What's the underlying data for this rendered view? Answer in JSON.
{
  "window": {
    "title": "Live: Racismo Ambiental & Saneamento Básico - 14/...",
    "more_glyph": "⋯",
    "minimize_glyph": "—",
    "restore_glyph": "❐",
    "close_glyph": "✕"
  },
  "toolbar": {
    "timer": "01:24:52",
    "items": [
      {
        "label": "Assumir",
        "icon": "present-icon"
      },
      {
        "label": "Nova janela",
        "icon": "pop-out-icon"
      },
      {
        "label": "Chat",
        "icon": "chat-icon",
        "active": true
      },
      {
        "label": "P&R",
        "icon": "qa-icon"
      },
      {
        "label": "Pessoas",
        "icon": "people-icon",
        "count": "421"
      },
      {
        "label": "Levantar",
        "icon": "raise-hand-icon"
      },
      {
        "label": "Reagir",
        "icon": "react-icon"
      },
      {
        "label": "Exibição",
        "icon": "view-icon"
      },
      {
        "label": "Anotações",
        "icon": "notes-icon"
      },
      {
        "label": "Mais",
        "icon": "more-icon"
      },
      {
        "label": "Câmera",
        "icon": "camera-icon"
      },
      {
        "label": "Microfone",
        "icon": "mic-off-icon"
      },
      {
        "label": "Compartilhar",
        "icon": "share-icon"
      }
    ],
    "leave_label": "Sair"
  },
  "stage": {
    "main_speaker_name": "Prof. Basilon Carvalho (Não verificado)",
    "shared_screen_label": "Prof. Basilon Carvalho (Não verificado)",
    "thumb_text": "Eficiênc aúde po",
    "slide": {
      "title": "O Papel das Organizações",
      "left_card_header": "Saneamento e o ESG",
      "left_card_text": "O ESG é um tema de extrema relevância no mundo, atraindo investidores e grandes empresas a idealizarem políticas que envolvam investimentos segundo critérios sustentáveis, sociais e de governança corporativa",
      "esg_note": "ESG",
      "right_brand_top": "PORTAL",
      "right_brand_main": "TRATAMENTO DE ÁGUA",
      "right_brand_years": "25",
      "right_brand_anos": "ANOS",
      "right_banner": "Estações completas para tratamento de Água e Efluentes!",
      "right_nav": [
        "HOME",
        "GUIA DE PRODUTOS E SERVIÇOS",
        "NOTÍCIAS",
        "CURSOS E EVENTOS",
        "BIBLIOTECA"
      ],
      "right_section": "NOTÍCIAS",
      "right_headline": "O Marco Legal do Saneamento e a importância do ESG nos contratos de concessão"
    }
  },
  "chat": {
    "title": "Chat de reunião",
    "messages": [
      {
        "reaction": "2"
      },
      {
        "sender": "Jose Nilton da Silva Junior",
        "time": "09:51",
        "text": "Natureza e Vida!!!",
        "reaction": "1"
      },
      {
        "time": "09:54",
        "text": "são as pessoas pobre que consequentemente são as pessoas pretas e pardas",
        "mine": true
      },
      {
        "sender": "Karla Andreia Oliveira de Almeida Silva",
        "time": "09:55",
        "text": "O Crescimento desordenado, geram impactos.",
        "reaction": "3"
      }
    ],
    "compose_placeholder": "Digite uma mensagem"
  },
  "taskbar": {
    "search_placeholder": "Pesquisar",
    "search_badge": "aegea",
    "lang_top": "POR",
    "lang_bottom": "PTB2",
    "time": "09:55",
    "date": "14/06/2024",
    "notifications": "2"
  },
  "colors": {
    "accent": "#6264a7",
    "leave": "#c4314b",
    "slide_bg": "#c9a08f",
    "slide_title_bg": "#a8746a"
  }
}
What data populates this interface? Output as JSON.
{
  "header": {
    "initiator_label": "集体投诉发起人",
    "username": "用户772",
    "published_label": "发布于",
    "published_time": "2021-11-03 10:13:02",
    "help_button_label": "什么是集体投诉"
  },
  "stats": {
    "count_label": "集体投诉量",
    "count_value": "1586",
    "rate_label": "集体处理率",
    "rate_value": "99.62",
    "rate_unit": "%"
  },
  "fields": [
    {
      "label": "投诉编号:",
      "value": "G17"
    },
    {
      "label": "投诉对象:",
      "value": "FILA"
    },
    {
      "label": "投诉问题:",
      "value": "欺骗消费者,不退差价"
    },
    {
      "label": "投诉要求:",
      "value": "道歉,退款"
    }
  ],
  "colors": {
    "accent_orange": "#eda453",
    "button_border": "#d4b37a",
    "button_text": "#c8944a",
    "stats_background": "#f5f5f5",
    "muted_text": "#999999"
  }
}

++++++++++++++++++++

— Stated exercise —
Say how many lines of the data include the word "verificado". Nothing other than the number should be given.

— Answer to the task —
2